** start of RECORDED INFORMATION **

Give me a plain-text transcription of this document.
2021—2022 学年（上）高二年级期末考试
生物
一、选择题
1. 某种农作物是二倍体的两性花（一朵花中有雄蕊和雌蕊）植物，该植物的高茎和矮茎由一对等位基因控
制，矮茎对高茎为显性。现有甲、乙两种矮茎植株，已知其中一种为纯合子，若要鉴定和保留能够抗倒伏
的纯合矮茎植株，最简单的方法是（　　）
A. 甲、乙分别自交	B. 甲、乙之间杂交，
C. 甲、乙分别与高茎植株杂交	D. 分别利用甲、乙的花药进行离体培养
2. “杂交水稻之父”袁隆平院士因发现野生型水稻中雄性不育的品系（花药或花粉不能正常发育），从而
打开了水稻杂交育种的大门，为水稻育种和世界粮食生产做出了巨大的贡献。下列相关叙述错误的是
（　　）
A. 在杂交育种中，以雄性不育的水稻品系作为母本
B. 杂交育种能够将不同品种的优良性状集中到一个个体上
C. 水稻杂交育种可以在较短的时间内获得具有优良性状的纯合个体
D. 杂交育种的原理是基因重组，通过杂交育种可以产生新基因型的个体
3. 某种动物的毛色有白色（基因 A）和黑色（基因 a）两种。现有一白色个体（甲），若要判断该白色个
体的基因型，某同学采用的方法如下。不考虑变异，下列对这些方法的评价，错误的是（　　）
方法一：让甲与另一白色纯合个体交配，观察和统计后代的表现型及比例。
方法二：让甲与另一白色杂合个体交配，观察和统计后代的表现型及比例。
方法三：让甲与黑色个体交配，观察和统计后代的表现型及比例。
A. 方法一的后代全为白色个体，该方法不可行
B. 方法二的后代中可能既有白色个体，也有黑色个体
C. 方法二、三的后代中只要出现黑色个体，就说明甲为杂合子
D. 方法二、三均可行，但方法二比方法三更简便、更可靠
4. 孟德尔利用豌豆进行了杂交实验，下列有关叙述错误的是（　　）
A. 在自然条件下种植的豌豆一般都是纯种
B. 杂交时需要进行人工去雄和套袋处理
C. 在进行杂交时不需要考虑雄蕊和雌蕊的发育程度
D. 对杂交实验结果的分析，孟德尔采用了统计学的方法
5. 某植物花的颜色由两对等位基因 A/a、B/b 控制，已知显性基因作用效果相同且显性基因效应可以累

** end of RECORDED INFORMATION **

WHAT NEEDS TO BE DONE
Select all lines in the listing above where the word "观察和统计后代的表现型及比例" appears, and show them.

SOLVED PROBLEM
方法一：让甲与另一白色纯合个体交配，观察和统计后代的表现型及比例。
方法二：让甲与另一白色杂合个体交配，观察和统计后代的表现型及比例。
方法三：让甲与黑色个体交配，观察和统计后代的表现型及比例。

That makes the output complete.